**What is being asked**
Reproduce, with no changes, the rows below starting at the line containing "legend-swatch [321, 425, 374, 438]" and ending at the line containing "map-title: WMO SDS-WAS", including both.

---*---

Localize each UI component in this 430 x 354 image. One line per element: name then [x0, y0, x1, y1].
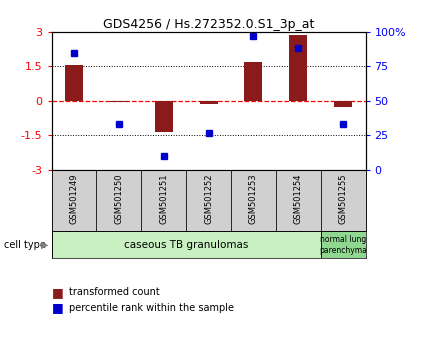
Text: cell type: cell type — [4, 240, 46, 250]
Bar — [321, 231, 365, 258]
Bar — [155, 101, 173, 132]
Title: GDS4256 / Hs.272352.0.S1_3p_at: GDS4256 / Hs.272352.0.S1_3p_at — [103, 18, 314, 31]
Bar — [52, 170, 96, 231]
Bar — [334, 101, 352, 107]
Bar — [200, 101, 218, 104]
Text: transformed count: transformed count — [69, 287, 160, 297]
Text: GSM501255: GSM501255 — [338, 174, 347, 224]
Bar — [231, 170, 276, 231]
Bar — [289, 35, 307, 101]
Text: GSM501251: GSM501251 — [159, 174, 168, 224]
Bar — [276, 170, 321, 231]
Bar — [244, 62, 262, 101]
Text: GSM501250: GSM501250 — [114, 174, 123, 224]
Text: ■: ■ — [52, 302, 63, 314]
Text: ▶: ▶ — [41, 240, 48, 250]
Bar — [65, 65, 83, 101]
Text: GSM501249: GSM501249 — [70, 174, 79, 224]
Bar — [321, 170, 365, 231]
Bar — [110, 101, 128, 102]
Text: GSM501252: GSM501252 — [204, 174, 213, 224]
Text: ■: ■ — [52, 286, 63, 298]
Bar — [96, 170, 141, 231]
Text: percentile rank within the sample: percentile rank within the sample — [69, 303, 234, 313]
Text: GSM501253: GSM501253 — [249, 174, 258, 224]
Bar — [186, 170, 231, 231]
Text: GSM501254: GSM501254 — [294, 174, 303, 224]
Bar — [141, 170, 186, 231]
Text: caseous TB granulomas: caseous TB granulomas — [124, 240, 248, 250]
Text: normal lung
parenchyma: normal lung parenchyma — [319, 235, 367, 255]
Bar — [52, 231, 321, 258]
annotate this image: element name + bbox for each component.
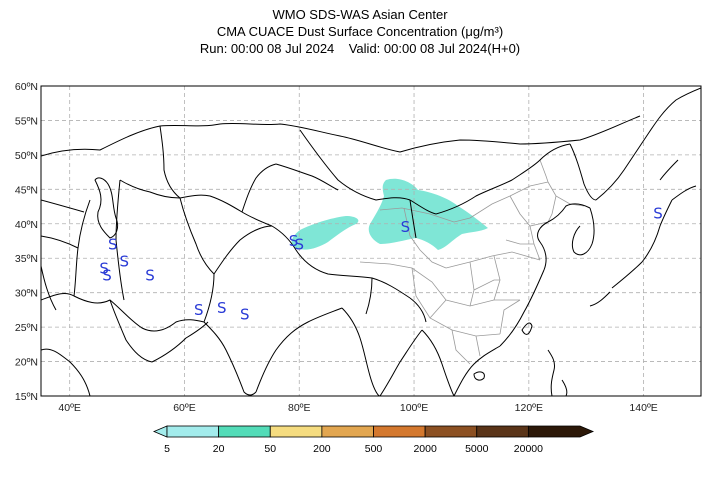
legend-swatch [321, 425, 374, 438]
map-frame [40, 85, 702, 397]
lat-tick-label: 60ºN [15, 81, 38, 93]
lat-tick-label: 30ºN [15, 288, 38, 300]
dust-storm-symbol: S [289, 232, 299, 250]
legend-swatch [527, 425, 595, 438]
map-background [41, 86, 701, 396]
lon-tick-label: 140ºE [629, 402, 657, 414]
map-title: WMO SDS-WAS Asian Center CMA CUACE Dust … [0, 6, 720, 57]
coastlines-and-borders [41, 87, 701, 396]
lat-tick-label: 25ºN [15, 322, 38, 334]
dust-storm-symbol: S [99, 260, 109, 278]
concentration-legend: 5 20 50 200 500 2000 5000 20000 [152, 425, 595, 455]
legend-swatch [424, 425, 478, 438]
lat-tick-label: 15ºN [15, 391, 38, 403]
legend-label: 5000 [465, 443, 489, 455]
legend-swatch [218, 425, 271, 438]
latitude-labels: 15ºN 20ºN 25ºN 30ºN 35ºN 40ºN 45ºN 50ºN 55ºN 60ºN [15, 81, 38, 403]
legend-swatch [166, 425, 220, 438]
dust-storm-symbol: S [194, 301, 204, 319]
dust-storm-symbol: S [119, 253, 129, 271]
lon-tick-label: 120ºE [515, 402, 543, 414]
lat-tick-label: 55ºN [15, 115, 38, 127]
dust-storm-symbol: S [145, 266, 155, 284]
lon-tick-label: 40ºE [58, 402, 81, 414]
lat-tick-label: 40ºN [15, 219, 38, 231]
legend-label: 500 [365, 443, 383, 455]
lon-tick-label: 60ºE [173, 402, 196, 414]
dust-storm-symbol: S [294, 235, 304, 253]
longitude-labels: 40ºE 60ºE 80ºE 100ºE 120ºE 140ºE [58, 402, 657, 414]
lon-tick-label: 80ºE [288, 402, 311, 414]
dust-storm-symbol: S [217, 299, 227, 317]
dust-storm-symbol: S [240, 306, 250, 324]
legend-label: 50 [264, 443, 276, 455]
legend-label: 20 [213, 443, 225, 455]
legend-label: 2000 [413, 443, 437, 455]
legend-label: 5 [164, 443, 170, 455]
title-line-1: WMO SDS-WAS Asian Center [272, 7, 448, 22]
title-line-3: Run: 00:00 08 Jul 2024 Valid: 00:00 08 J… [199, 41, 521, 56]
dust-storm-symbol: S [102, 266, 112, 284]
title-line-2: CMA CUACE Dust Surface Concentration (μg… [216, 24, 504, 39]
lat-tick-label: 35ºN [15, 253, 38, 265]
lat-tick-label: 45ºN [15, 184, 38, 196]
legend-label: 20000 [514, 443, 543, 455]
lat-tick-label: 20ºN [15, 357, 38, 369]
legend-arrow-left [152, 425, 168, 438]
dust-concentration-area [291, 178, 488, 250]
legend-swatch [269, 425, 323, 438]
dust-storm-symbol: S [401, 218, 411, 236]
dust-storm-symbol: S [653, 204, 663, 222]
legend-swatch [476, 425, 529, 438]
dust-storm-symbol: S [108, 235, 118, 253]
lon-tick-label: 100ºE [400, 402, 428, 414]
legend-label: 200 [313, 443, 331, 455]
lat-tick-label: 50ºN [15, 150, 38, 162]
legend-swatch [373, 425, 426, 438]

---*---

**Task solution**
legend-swatch [321, 425, 374, 438]
map-frame [40, 85, 702, 397]
lat-tick-label: 60ºN [15, 81, 38, 93]
lat-tick-label: 30ºN [15, 288, 38, 300]
dust-storm-symbol: S [289, 232, 299, 250]
legend-swatch [527, 425, 595, 438]
map-background [41, 86, 701, 396]
lon-tick-label: 140ºE [629, 402, 657, 414]
map-title: WMO SDS-WAS Asian Center CMA CUACE Dust … [0, 6, 720, 57]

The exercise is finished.